[The request] Below is a listing. Gather each line of it that contains "data".

[Stored records]
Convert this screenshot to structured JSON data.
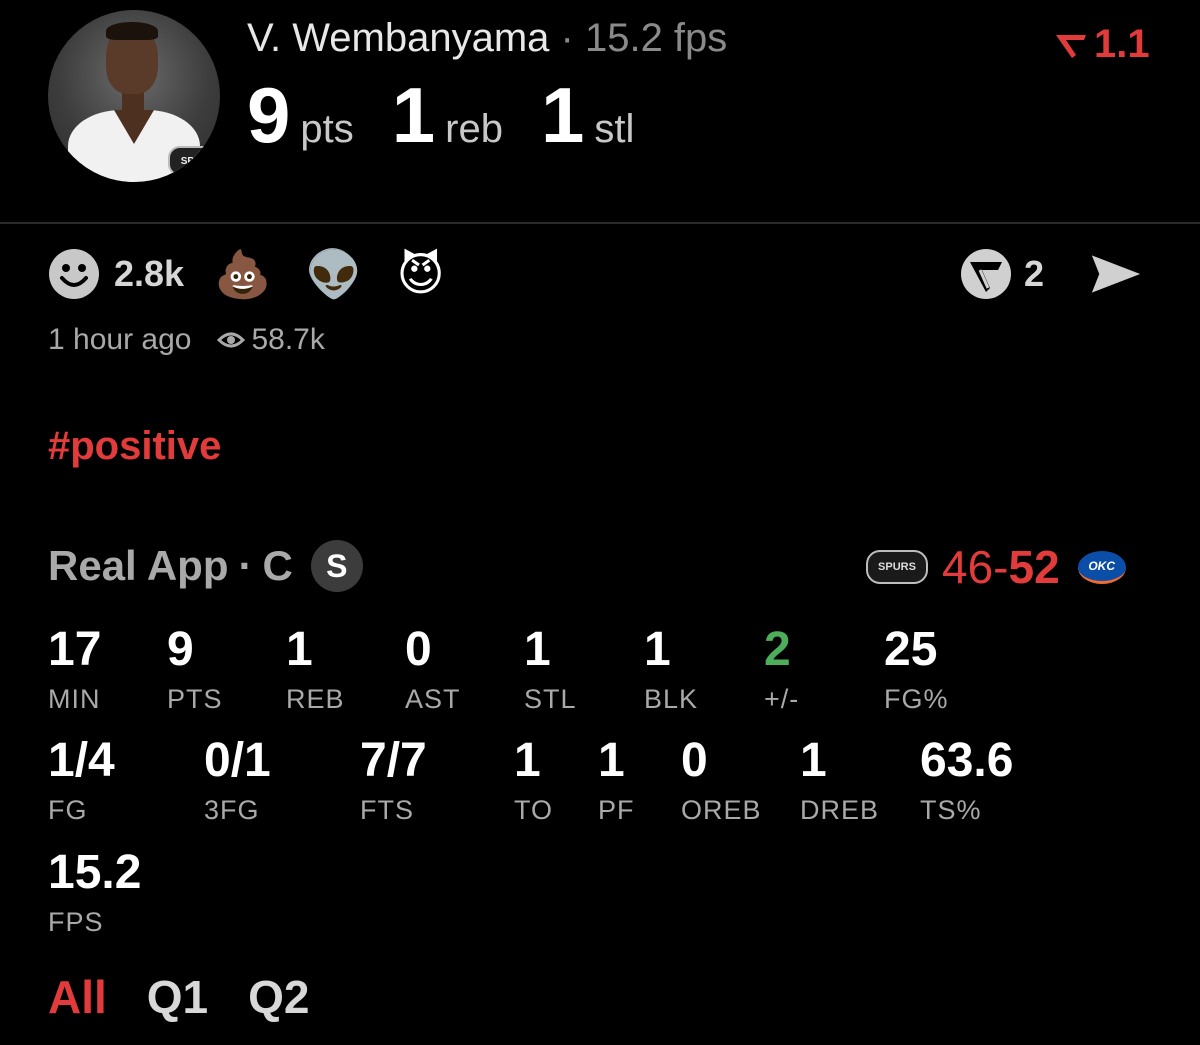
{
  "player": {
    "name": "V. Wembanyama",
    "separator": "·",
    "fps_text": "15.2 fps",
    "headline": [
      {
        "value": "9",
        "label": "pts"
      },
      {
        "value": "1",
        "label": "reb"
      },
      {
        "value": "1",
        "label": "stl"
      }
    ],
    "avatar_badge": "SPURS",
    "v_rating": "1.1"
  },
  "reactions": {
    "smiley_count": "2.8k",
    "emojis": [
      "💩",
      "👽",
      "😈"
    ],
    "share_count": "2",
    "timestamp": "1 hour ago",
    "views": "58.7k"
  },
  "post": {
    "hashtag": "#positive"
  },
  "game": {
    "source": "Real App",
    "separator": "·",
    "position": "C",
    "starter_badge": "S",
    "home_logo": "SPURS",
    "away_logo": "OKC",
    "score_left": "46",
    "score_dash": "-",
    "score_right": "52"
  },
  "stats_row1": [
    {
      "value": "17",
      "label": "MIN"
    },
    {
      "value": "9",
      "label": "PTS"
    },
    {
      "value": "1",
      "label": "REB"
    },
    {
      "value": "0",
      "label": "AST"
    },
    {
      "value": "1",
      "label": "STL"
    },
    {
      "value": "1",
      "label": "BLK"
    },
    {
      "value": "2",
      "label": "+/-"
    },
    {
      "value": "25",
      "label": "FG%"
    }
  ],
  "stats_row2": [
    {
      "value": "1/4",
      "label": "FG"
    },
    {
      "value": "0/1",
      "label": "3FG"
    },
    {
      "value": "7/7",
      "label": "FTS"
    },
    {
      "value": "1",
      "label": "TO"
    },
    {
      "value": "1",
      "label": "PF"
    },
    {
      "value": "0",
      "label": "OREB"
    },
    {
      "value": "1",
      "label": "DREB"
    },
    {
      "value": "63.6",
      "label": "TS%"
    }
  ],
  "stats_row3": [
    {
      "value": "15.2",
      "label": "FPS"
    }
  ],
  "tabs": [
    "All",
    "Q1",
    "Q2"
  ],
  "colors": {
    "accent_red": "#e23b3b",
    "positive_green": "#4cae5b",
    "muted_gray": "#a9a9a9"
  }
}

---

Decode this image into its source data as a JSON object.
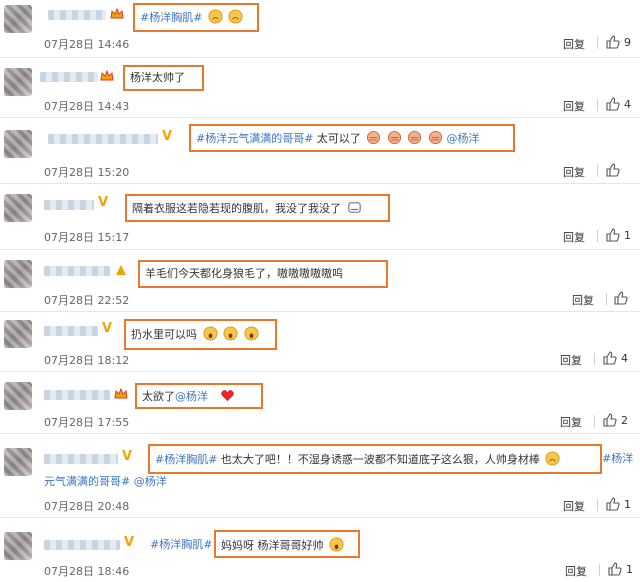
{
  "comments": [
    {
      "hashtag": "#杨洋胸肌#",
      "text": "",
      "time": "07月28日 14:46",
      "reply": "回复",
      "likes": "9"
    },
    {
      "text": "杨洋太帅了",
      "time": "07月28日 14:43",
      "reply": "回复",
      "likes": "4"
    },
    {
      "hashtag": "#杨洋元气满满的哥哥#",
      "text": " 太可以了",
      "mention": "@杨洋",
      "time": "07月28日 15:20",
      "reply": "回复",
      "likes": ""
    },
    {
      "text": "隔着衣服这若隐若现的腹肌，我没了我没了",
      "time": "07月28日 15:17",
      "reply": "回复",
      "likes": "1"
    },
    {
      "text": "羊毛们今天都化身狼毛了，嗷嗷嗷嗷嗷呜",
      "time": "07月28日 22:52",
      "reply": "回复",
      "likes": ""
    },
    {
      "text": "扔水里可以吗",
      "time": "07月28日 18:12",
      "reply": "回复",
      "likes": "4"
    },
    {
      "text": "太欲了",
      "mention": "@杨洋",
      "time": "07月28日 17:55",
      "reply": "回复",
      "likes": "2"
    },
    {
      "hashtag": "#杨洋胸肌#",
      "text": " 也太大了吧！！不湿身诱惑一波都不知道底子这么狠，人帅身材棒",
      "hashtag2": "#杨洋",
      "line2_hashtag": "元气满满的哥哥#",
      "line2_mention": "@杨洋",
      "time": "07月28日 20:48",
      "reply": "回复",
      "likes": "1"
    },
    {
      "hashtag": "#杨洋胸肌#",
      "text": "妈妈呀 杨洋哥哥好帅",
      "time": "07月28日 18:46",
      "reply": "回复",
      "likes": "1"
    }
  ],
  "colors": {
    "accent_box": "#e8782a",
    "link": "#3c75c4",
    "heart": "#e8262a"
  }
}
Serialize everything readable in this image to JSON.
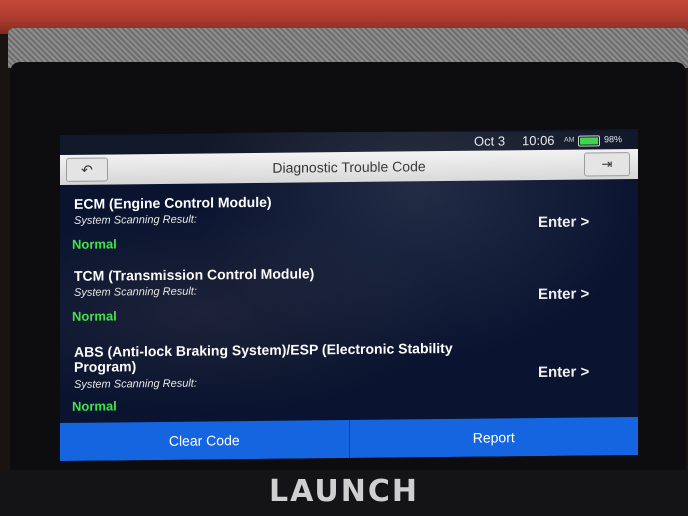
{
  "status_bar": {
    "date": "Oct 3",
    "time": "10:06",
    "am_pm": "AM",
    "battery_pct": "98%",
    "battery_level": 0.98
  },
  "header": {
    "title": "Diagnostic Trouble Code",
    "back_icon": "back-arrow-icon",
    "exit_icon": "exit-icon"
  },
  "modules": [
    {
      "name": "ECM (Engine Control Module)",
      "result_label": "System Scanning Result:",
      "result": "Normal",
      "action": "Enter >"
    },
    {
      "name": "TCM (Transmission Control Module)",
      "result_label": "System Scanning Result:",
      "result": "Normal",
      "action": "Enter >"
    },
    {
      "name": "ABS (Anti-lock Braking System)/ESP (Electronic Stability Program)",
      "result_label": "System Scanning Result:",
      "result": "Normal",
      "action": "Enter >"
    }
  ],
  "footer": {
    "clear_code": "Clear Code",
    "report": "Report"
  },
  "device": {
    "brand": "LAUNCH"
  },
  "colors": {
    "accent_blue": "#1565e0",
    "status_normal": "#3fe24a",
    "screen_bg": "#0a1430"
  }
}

* * *

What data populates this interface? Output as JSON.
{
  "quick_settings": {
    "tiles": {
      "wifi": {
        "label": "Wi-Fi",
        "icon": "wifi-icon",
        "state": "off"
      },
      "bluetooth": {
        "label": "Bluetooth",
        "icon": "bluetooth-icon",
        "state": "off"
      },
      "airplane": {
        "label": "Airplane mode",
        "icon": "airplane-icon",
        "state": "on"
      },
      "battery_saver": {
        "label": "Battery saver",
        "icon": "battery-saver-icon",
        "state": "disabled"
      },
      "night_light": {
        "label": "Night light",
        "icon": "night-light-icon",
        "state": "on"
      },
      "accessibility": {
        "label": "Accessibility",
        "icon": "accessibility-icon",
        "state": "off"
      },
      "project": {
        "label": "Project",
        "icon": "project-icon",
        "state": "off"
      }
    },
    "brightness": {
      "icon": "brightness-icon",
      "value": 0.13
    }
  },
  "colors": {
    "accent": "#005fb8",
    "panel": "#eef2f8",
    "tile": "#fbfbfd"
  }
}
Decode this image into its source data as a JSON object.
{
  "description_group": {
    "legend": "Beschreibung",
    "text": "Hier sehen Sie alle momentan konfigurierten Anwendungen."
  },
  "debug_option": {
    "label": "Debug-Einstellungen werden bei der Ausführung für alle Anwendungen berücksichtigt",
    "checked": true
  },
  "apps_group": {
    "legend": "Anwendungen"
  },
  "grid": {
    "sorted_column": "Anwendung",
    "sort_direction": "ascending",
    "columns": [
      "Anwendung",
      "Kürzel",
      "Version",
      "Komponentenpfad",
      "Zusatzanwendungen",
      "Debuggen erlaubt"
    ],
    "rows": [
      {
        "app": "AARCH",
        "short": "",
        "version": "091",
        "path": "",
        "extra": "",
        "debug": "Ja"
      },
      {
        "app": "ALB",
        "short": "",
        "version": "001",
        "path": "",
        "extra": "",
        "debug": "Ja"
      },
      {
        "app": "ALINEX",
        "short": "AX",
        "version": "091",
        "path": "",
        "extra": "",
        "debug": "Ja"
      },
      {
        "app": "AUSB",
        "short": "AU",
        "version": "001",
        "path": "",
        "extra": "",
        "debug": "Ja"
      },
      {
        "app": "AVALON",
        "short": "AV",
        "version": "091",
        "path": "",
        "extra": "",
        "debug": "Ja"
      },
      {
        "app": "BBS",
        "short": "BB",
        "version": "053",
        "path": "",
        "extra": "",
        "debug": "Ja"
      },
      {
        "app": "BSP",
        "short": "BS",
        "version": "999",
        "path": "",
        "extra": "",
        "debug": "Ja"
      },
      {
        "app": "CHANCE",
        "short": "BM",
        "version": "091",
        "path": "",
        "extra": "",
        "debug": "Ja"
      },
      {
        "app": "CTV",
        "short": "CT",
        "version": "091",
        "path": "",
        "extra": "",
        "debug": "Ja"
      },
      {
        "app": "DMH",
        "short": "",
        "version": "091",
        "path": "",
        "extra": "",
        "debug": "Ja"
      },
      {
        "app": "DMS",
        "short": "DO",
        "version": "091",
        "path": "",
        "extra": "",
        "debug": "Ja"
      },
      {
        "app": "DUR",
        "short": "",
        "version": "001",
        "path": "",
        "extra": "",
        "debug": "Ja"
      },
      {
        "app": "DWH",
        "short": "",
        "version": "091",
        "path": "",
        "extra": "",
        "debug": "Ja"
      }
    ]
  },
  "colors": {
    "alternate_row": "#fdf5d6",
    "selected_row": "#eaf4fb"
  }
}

[Answer to the exercise]
Convert this screenshot to structured JSON data.
Decode this image into its source data as a JSON object.
What data populates this interface? Output as JSON.
Decode this image into its source data as a JSON object.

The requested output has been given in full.